Saved entries:
==================================================

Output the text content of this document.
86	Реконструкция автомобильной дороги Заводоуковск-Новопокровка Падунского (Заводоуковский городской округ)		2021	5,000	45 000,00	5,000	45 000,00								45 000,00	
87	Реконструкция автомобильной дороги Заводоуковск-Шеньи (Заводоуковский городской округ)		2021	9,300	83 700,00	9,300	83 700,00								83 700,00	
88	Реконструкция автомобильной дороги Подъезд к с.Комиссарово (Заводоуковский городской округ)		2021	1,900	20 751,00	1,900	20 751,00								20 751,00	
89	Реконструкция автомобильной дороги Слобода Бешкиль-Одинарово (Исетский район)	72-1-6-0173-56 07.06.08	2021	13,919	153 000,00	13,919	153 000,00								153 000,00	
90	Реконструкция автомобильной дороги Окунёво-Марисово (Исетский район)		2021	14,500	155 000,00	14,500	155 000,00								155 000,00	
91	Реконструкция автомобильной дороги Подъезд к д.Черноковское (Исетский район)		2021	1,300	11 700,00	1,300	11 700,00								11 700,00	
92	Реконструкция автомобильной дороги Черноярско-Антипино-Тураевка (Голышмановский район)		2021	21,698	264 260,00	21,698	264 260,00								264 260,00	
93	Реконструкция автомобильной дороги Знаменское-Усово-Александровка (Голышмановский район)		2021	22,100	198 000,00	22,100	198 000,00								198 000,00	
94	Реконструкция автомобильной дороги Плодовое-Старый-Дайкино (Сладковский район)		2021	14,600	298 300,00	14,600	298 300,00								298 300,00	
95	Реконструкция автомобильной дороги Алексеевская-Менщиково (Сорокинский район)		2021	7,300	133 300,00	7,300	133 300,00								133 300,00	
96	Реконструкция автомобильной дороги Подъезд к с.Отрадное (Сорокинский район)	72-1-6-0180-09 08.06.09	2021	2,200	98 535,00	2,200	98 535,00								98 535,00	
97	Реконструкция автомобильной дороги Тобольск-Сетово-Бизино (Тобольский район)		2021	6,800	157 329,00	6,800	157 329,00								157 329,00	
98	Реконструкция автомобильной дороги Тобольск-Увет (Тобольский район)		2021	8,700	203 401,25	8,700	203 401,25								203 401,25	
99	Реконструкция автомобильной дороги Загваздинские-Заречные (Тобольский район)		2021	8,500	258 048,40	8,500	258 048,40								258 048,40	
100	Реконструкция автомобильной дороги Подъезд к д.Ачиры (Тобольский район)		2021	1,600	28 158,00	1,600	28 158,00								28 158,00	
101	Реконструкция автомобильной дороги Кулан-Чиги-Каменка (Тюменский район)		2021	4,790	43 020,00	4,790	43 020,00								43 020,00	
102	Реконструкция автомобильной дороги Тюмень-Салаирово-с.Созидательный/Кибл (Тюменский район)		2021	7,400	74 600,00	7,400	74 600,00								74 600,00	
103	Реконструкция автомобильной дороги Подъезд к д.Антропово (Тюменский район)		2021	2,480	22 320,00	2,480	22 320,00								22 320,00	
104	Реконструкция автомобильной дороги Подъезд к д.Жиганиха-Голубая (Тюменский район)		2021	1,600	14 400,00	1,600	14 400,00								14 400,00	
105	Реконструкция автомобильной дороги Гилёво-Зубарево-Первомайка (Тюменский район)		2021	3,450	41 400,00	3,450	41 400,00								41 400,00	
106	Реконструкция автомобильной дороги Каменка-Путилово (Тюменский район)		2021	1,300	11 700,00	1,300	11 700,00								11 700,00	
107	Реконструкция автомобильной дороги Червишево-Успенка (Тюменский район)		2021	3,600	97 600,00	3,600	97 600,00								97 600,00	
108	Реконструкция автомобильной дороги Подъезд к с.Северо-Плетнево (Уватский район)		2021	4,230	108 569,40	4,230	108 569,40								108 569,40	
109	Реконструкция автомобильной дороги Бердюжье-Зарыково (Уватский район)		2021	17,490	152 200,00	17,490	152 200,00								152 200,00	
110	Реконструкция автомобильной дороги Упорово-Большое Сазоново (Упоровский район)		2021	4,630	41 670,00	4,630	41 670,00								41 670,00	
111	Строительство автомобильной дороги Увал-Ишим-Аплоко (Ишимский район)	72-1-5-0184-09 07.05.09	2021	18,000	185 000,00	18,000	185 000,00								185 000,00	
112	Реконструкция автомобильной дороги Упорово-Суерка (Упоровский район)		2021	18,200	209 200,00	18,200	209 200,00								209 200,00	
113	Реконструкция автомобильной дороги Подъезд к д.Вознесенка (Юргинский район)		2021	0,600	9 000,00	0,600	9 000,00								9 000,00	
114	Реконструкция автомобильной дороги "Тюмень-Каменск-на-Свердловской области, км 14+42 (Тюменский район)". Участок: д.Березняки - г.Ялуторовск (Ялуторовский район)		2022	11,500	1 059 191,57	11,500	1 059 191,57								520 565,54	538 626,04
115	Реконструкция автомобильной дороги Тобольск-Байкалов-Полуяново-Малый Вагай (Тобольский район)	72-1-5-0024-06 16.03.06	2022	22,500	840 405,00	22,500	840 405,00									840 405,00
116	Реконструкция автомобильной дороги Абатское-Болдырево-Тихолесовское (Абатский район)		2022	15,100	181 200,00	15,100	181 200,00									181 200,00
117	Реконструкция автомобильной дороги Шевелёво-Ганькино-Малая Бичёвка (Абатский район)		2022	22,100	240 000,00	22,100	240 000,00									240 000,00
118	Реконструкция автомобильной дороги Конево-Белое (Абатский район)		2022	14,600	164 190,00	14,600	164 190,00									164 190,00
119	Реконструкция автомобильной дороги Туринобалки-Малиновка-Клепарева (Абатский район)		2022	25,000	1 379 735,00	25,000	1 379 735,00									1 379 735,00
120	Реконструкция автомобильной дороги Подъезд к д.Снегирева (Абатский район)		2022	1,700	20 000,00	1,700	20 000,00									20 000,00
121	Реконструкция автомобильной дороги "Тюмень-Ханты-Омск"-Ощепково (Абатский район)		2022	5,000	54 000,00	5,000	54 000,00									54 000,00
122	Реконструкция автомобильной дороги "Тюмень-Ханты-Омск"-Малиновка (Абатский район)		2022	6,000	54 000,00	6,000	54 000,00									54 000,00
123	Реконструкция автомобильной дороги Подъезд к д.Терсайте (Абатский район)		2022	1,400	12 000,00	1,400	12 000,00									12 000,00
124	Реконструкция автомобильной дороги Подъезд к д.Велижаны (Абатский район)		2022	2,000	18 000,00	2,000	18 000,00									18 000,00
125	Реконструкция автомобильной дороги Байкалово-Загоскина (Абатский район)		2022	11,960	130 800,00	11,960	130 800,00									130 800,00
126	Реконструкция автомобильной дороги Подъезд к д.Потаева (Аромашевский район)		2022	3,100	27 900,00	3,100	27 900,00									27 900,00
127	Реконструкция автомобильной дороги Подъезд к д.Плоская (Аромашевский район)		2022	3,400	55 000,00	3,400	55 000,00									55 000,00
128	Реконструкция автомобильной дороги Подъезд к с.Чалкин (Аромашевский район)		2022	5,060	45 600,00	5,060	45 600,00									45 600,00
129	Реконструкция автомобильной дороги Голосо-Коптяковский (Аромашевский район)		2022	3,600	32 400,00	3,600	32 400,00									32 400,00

==================================================

What is being asked:
Search the listing for the string "Упорово". Copy each line where it turns up.

Reply to the exercise:
110	Реконструкция автомобильной дороги Упорово-Большое Сазоново (Упоровский район)		2021	4,630	41 670,00	4,630	41 670,00								41 670,00	
112	Реконструкция автомобильной дороги Упорово-Суерка (Упоровский район)		2021	18,200	209 200,00	18,200	209 200,00								209 200,00	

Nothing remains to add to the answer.